• [Text provided]
# Seisan Kata - The Backyard Tapes



## Bill Mattocks (May 7, 2016)

As always, feel free to comment or criticize.  Made a few flaws on this one, near the end, when I lost my balance.  See if you can figure out where.


----------



## donald1 (May 7, 2016)

The seisan you demonstrated looks like a nearly complete difference to how im used to doing it(but also a lot of similar techniques) 
good job! Looked good to me atleastm.


----------



## Bill Mattocks (May 7, 2016)

donald1 said:


> The seisan you demonstrated looks like a nearly complete difference to how im used to doing it(but also a lot of similar techniques)
> good job! Looked good to me atleastm.



Thank you very much!  Kind words indeed!


----------



## Monkey Turned Wolf (May 8, 2016)

I did not see you lose your balance, so wherever you did, you recovered quickly!

The only thing I can say is that you move your hips a lot less than I am used to: I was taught to move my hips fully with each punch/block. This is obviously different in each style, but just a criticism that my sensei would give.


I just finished watching each of your videos and have two comments. The first is that your movements are incredibly precise. This is something I do not see often, so I was very impressed with it. The second is that you appear to do each kata in the same style. I'm fairly certain this is just because you were recording them, but do you ever practice them with dynamic tension, slowly, eyes closed, extra power, etc.? I've found that if you change how you practice kata they can be a very good workout, and can give you insight on bunkai if you change the pace after getting familiar with it.


----------



## Bill Mattocks (May 8, 2016)

kempodisciple said:


> I did not see you lose your balance, so wherever you did, you recovered quickly!
> 
> The only thing I can say is that you move your hips a lot less than I am used to: I was taught to move my hips fully with each punch/block. This is obviously different in each style, but just a criticism that my sensei would give.
> 
> ...



Thank you for the kind words!  

As to the hips, we do generate power from the hips, but I can't say if I am moving my hips as much as I should or not.  I suspect I'm OK since I don't get corrected on it in the dojo; but perhaps I wasn't moving them enough in the videos and just didn't realize it, or maybe we don't move our hips as much as you do.  Hard to say without training together, eh?

Yes, I often practice my kata with different speed, breathing, focus, eyes closed, more or less power, and so on.  I agree with you about the reasons to do so.  This was just me running through my kata at normal training speed - not competition speed fast, not full power, just gettin' 'em done.  Thanks again!

• [What to work on]
1. From the Seisan kata thread, copy the passage starting with "As to the hips, we" and going on through "training together, eh?".
2. Write what comes next in the Seisan kata thread, picking up right after its final sentence.

• [Data shown]
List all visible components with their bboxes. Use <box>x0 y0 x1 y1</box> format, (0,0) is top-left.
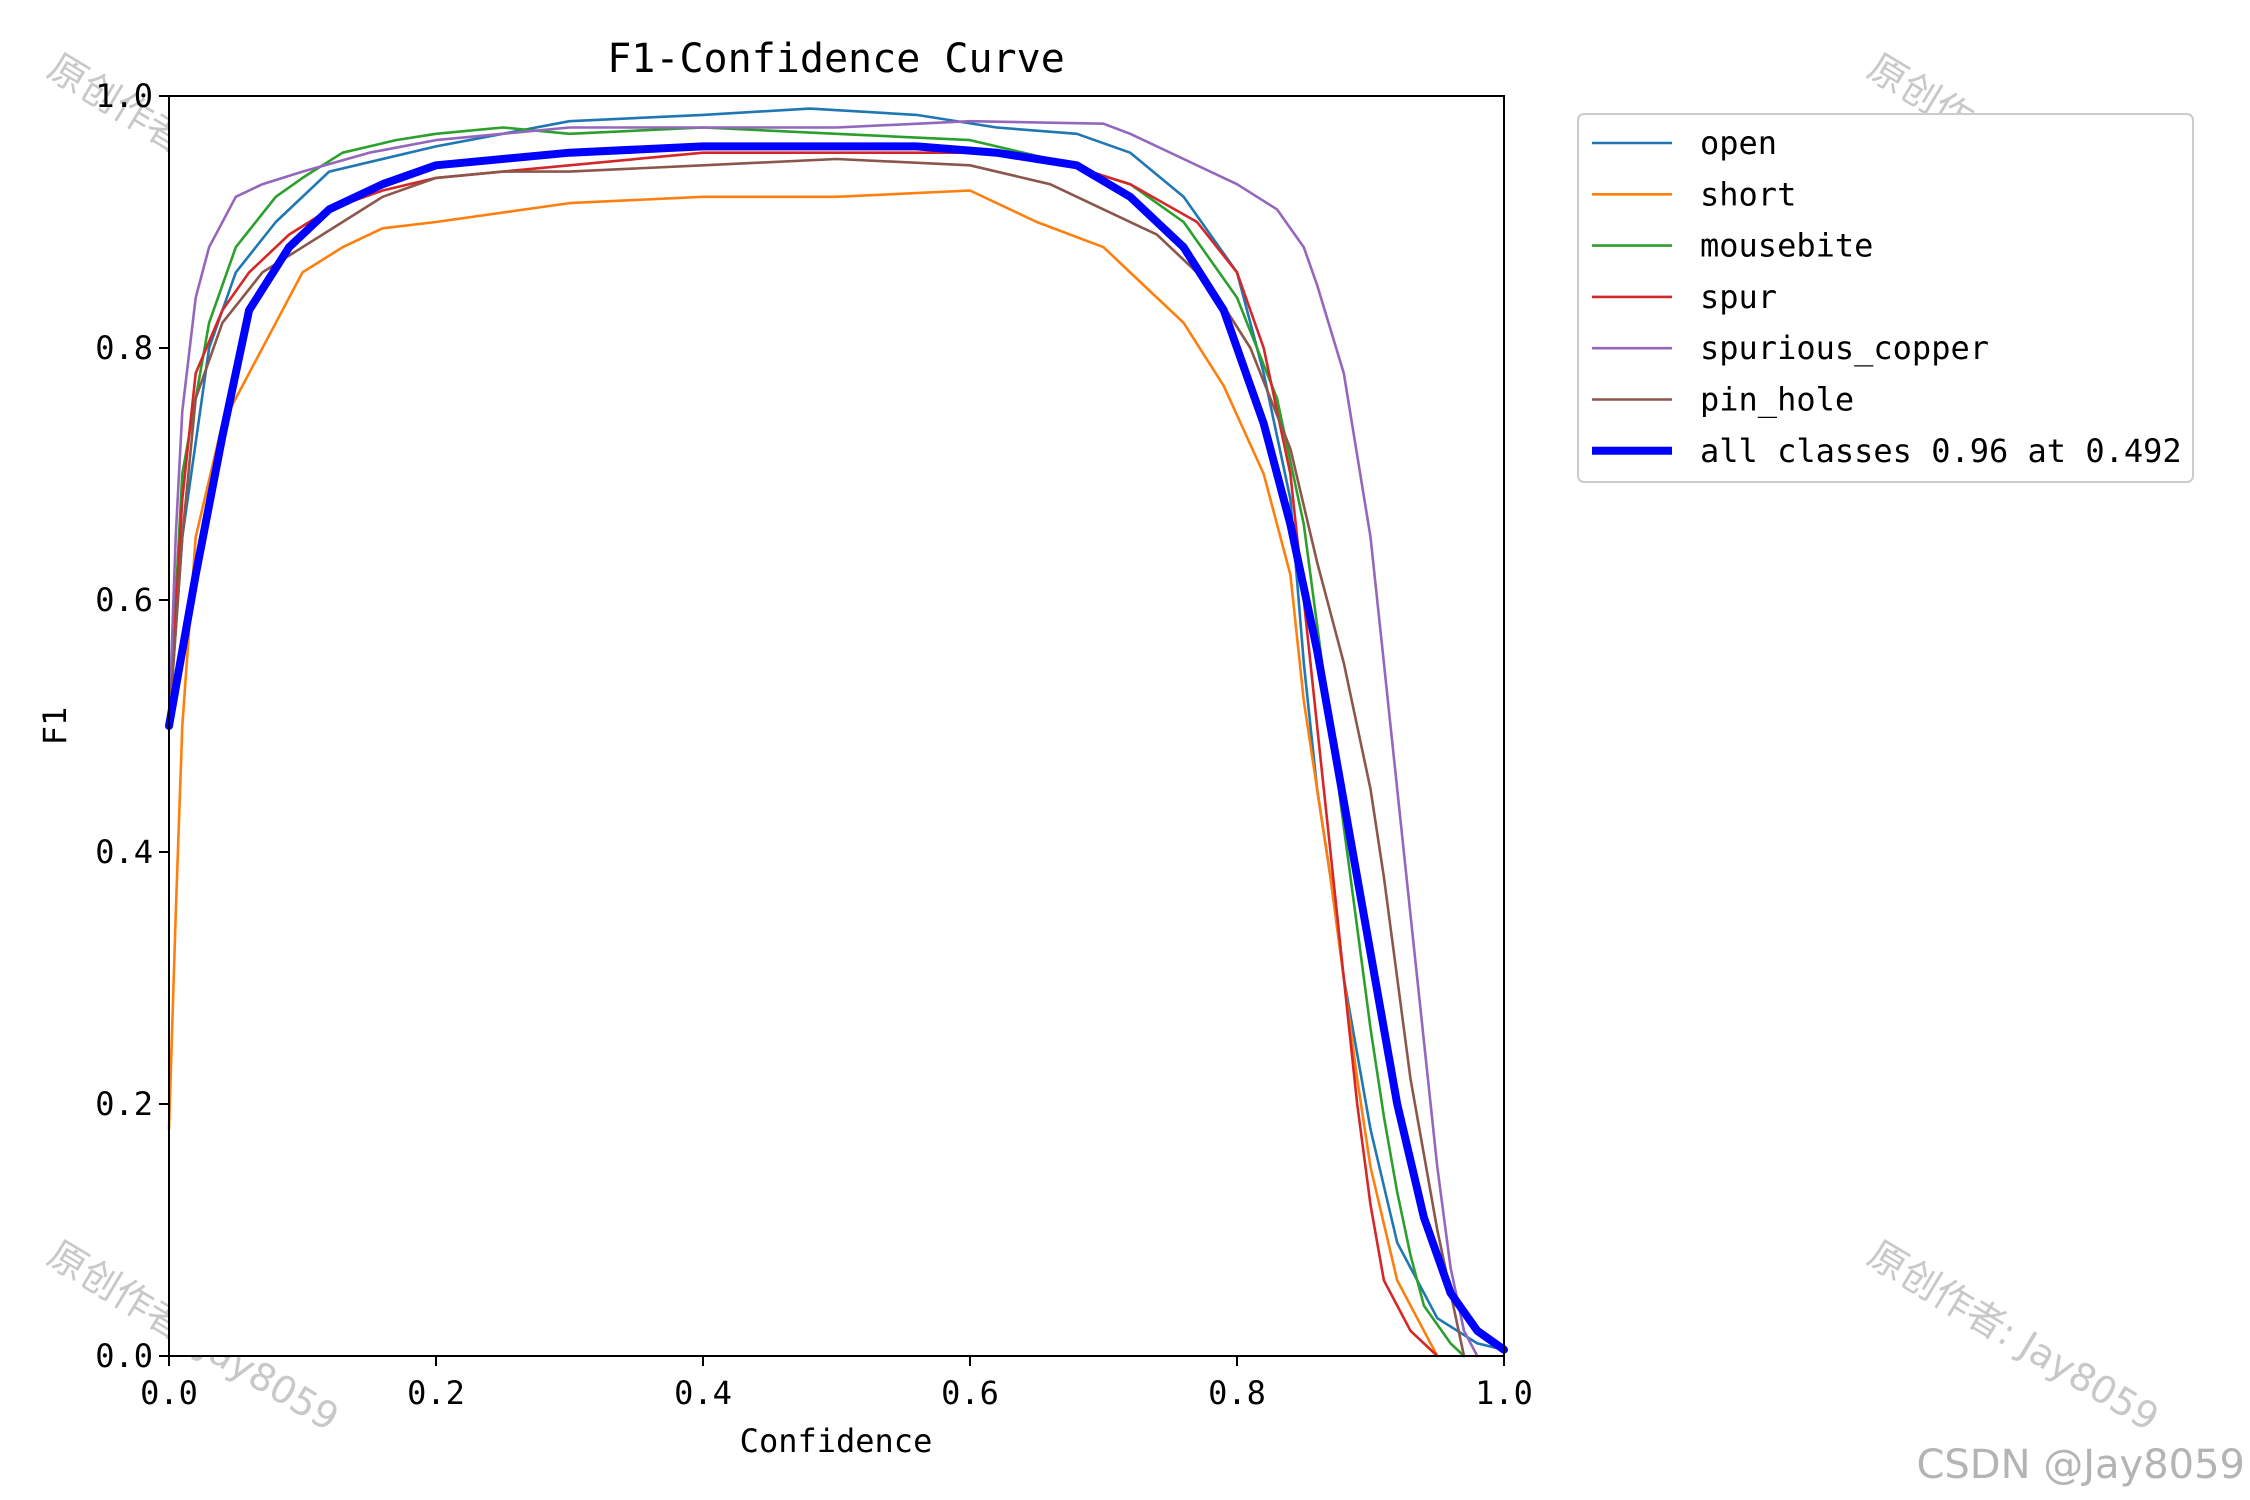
x-axis: 0.0 0.2 0.4 0.6 0.8 1.0 <box>140 1356 1533 1412</box>
y-tick-label: 0.6 <box>95 581 153 619</box>
y-axis: 0.0 0.2 0.4 0.6 0.8 1.0 <box>95 77 169 1375</box>
legend-label-4: spurious_copper <box>1700 329 1989 367</box>
x-tick-label: 0.4 <box>674 1374 732 1412</box>
watermark: 原创作者: Jay8059 <box>1860 1232 2166 1440</box>
x-tick-label: 0.0 <box>140 1374 198 1412</box>
legend-label-5: pin_hole <box>1700 381 1854 419</box>
legend-box <box>1577 113 2194 483</box>
y-tick-label: 0.0 <box>95 1337 153 1375</box>
x-tick-label: 0.6 <box>941 1374 999 1412</box>
plot-border <box>168 95 1505 1357</box>
chart-title: F1-Confidence Curve <box>607 36 1065 82</box>
y-tick-label: 0.2 <box>95 1085 153 1123</box>
legend-label-1: short <box>1700 175 1796 213</box>
legend-label-3: spur <box>1700 278 1777 316</box>
legend-label-2: mousebite <box>1700 227 1873 265</box>
legend-label-6: all classes 0.96 at 0.492 <box>1700 432 2182 470</box>
x-tick-label: 1.0 <box>1475 1374 1533 1412</box>
series-line-5 <box>167 157 1466 1358</box>
x-tick-label: 0.2 <box>407 1374 465 1412</box>
y-tick-label: 0.8 <box>95 329 153 367</box>
y-axis-label: F1 <box>36 707 74 746</box>
series-line-0 <box>167 107 1506 1351</box>
x-axis-label: Confidence <box>740 1422 933 1460</box>
series-line-4 <box>167 119 1479 1358</box>
legend-label-0: open <box>1700 124 1777 162</box>
plot-area <box>169 96 1504 1356</box>
csdn-credit: CSDN @Jay8059 <box>1916 1442 2245 1488</box>
legend: open short mousebite spur spurious_copperpin… <box>1577 113 2194 483</box>
y-tick-label: 0.4 <box>95 833 153 871</box>
y-tick-label: 1.0 <box>95 77 153 115</box>
series-line-6 <box>165 142 1508 1354</box>
x-tick-label: 0.8 <box>1208 1374 1266 1412</box>
series-layer <box>165 107 1508 1358</box>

• [Exercise answers]
1.
As to the hips, we do generate power from the hips, but I can't say if I am moving my hips as much as I should or not.  I suspect I'm OK since I don't get corrected on it in the dojo; but perhaps I wasn't moving them enough in the videos and just didn't realize it, or maybe we don't move our hips as much as you do.  Hard to say without training together, eh?

2.
----------



## Buka (May 8, 2016)

Always a pleasure watching you work, Bill.


----------



## Tony Dismukes (May 8, 2016)

Bill Mattocks said:


> near the end, when I lost my balance. See if you can figure out where.



At 55 seconds in. You also looked down at your feet as you regained your stance, which you probably don't want to do.


----------



## Bill Mattocks (May 8, 2016)

Tony Dismukes said:


> At 55 seconds in. You also looked down at your feet as you regained your stance, which you probably don't want to do.



Yes, I did, didn't I?  I stumbled.  I definitely did not want to stumble, or to look down.  Excellent catch!


----------



## punisher73 (May 9, 2016)

Very nice Bill!


----------



## punisher73 (May 9, 2016)

kempodisciple said:


> The only thing I can say is that you move your hips a lot less than I am used to: I was taught to move my hips fully with each punch/block. This is obviously different in each style, but just a criticism that my sensei would give.



Isshin Ryu has been called, "Shorin Upper Body"  "Goju Lower Body" with how Tatsuo blended the two approaches.  This video is the seisan version from Goju Ryu from a top master.  IR's version of Seisan follows the same pattern/movements as the Shorin Ryu version, but it uses the lower body stances of Goju Ryu which is why I selected that for comparison.  Because Goju/Isshin is alot closer range that Shorin, you don't have a wider stance and use more hip rotation that is really visible.  Isshin Ryu relies on the concept of "Chinkuchi" as developed through sanchin kata and is integral to power generation.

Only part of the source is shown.